(Items from a data source)
----------------------------------------

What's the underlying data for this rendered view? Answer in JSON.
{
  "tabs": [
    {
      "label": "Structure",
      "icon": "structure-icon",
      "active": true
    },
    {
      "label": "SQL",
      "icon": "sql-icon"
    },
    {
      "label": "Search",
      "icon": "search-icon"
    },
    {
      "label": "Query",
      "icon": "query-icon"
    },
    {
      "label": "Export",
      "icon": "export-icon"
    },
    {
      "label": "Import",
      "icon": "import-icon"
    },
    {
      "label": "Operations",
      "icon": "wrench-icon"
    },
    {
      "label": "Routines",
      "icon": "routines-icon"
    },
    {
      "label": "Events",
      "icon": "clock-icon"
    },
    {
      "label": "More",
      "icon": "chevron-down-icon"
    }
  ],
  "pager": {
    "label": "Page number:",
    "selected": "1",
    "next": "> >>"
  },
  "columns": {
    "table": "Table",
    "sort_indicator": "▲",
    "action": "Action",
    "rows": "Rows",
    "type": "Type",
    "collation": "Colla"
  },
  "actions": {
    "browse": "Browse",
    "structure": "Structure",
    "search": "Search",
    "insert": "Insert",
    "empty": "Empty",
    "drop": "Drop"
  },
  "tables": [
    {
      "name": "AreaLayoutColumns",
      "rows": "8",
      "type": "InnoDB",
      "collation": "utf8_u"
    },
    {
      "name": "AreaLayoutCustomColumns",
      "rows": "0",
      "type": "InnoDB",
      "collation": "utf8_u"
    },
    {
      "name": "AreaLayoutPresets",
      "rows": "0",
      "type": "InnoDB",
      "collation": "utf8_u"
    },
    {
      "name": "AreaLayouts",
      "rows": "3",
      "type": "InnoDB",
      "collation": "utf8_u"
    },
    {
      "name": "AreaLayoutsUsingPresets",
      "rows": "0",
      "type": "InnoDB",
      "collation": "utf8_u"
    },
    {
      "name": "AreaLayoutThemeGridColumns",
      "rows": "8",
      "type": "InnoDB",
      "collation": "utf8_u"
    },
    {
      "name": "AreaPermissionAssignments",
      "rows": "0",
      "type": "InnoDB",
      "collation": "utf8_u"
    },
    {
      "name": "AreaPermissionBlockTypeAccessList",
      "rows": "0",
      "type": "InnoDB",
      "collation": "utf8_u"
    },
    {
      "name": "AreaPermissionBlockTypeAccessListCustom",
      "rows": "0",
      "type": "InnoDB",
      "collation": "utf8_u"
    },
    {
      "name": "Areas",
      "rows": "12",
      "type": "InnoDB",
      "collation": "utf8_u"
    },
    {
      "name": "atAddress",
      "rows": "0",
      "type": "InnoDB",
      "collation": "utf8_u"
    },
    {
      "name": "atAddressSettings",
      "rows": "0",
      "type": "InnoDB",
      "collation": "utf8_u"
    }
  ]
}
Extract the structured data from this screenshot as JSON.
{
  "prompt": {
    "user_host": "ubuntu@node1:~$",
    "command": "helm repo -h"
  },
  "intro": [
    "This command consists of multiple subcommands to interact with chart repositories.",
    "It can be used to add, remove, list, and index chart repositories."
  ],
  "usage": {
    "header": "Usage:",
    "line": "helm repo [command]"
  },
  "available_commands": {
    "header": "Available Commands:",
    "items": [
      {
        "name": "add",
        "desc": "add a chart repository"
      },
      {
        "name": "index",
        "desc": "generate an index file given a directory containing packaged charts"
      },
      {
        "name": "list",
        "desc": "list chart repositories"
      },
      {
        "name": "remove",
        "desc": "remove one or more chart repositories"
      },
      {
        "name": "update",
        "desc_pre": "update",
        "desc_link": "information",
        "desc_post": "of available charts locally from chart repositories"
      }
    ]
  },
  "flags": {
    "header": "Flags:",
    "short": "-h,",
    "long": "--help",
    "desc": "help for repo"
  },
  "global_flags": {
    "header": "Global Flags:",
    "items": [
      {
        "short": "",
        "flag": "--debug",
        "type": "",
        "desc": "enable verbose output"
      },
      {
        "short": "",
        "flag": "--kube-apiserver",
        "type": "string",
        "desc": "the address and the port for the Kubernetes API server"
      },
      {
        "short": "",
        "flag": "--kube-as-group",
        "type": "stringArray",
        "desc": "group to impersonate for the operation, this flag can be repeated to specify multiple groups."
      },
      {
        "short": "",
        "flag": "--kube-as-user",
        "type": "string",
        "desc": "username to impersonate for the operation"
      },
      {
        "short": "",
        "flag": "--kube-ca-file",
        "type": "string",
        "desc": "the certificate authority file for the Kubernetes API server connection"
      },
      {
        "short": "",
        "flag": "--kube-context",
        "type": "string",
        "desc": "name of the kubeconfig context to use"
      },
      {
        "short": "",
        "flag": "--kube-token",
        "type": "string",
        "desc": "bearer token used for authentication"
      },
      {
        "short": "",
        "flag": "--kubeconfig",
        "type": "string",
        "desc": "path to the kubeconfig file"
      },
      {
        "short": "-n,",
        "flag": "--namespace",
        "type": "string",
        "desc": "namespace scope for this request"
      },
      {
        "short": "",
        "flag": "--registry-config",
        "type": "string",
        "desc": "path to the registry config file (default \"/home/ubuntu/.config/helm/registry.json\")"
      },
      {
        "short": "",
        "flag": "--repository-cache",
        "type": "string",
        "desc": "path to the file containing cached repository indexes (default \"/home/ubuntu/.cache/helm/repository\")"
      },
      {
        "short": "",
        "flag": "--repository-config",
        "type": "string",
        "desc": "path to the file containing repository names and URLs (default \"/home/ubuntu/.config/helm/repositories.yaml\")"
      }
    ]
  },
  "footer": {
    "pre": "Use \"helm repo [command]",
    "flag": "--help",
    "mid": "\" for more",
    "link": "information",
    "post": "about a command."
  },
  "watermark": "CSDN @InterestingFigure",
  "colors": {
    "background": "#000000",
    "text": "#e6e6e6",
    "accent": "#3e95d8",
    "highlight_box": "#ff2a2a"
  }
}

----------------------------------------

**Written request**
Extract the whole listing, character for character.

**Written reply**
What's the underlying data for this rendered view? Answer in JSON.
{
  "tabs": [
    {
      "label": "Structure",
      "icon": "structure-icon",
      "active": true
    },
    {
      "label": "SQL",
      "icon": "sql-icon"
    },
    {
      "label": "Search",
      "icon": "search-icon"
    },
    {
      "label": "Query",
      "icon": "query-icon"
    },
    {
      "label": "Export",
      "icon": "export-icon"
    },
    {
      "label": "Import",
      "icon": "import-icon"
    },
    {
      "label": "Operations",
      "icon": "wrench-icon"
    },
    {
      "label": "Routines",
      "icon": "routines-icon"
    },
    {
      "label": "Events",
      "icon": "clock-icon"
    },
    {
      "label": "More",
      "icon": "chevron-down-icon"
    }
  ],
  "pager": {
    "label": "Page number:",
    "selected": "1",
    "next": "> >>"
  },
  "columns": {
    "table": "Table",
    "sort_indicator": "▲",
    "action": "Action",
    "rows": "Rows",
    "type": "Type",
    "collation": "Colla"
  },
  "actions": {
    "browse": "Browse",
    "structure": "Structure",
    "search": "Search",
    "insert": "Insert",
    "empty": "Empty",
    "drop": "Drop"
  },
  "tables": [
    {
      "name": "AreaLayoutColumns",
      "rows": "8",
      "type": "InnoDB",
      "collation": "utf8_u"
    },
    {
      "name": "AreaLayoutCustomColumns",
      "rows": "0",
      "type": "InnoDB",
      "collation": "utf8_u"
    },
    {
      "name": "AreaLayoutPresets",
      "rows": "0",
      "type": "InnoDB",
      "collation": "utf8_u"
    },
    {
      "name": "AreaLayouts",
      "rows": "3",
      "type": "InnoDB",
      "collation": "utf8_u"
    },
    {
      "name": "AreaLayoutsUsingPresets",
      "rows": "0",
      "type": "InnoDB",
      "collation": "utf8_u"
    },
    {
      "name": "AreaLayoutThemeGridColumns",
      "rows": "8",
      "type": "InnoDB",
      "collation": "utf8_u"
    },
    {
      "name": "AreaPermissionAssignments",
      "rows": "0",
      "type": "InnoDB",
      "collation": "utf8_u"
    },
    {
      "name": "AreaPermissionBlockTypeAccessList",
      "rows": "0",
      "type": "InnoDB",
      "collation": "utf8_u"
    },
    {
      "name": "AreaPermissionBlockTypeAccessListCustom",
      "rows": "0",
      "type": "InnoDB",
      "collation": "utf8_u"
    },
    {
      "name": "Areas",
      "rows": "12",
      "type": "InnoDB",
      "collation": "utf8_u"
    },
    {
      "name": "atAddress",
      "rows": "0",
      "type": "InnoDB",
      "collation": "utf8_u"
    },
    {
      "name": "atAddressSettings",
      "rows": "0",
      "type": "InnoDB",
      "collation": "utf8_u"
    }
  ]
}
Extract the structured data from this screenshot as JSON.
{
  "prompt": {
    "user_host": "ubuntu@node1:~$",
    "command": "helm repo -h"
  },
  "intro": [
    "This command consists of multiple subcommands to interact with chart repositories.",
    "It can be used to add, remove, list, and index chart repositories."
  ],
  "usage": {
    "header": "Usage:",
    "line": "helm repo [command]"
  },
  "available_commands": {
    "header": "Available Commands:",
    "items": [
      {
        "name": "add",
        "desc": "add a chart repository"
      },
      {
        "name": "index",
        "desc": "generate an index file given a directory containing packaged charts"
      },
      {
        "name": "list",
        "desc": "list chart repositories"
      },
      {
        "name": "remove",
        "desc": "remove one or more chart repositories"
      },
      {
        "name": "update",
        "desc_pre": "update",
        "desc_link": "information",
        "desc_post": "of available charts locally from chart repositories"
      }
    ]
  },
  "flags": {
    "header": "Flags:",
    "short": "-h,",
    "long": "--help",
    "desc": "help for repo"
  },
  "global_flags": {
    "header": "Global Flags:",
    "items": [
      {
        "short": "",
        "flag": "--debug",
        "type": "",
        "desc": "enable verbose output"
      },
      {
        "short": "",
        "flag": "--kube-apiserver",
        "type": "string",
        "desc": "the address and the port for the Kubernetes API server"
      },
      {
        "short": "",
        "flag": "--kube-as-group",
        "type": "stringArray",
        "desc": "group to impersonate for the operation, this flag can be repeated to specify multiple groups."
      },
      {
        "short": "",
        "flag": "--kube-as-user",
        "type": "string",
        "desc": "username to impersonate for the operation"
      },
      {
        "short": "",
        "flag": "--kube-ca-file",
        "type": "string",
        "desc": "the certificate authority file for the Kubernetes API server connection"
      },
      {
        "short": "",
        "flag": "--kube-context",
        "type": "string",
        "desc": "name of the kubeconfig context to use"
      },
      {
        "short": "",
        "flag": "--kube-token",
        "type": "string",
        "desc": "bearer token used for authentication"
      },
      {
        "short": "",
        "flag": "--kubeconfig",
        "type": "string",
        "desc": "path to the kubeconfig file"
      },
      {
        "short": "-n,",
        "flag": "--namespace",
        "type": "string",
        "desc": "namespace scope for this request"
      },
      {
        "short": "",
        "flag": "--registry-config",
        "type": "string",
        "desc": "path to the registry config file (default \"/home/ubuntu/.config/helm/registry.json\")"
      },
      {
        "short": "",
        "flag": "--repository-cache",
        "type": "string",
        "desc": "path to the file containing cached repository indexes (default \"/home/ubuntu/.cache/helm/repository\")"
      },
      {
        "short": "",
        "flag": "--repository-config",
        "type": "string",
        "desc": "path to the file containing repository names and URLs (default \"/home/ubuntu/.config/helm/repositories.yaml\")"
      }
    ]
  },
  "footer": {
    "pre": "Use \"helm repo [command]",
    "flag": "--help",
    "mid": "\" for more",
    "link": "information",
    "post": "about a command."
  },
  "watermark": "CSDN @InterestingFigure",
  "colors": {
    "background": "#000000",
    "text": "#e6e6e6",
    "accent": "#3e95d8",
    "highlight_box": "#ff2a2a"
  }
}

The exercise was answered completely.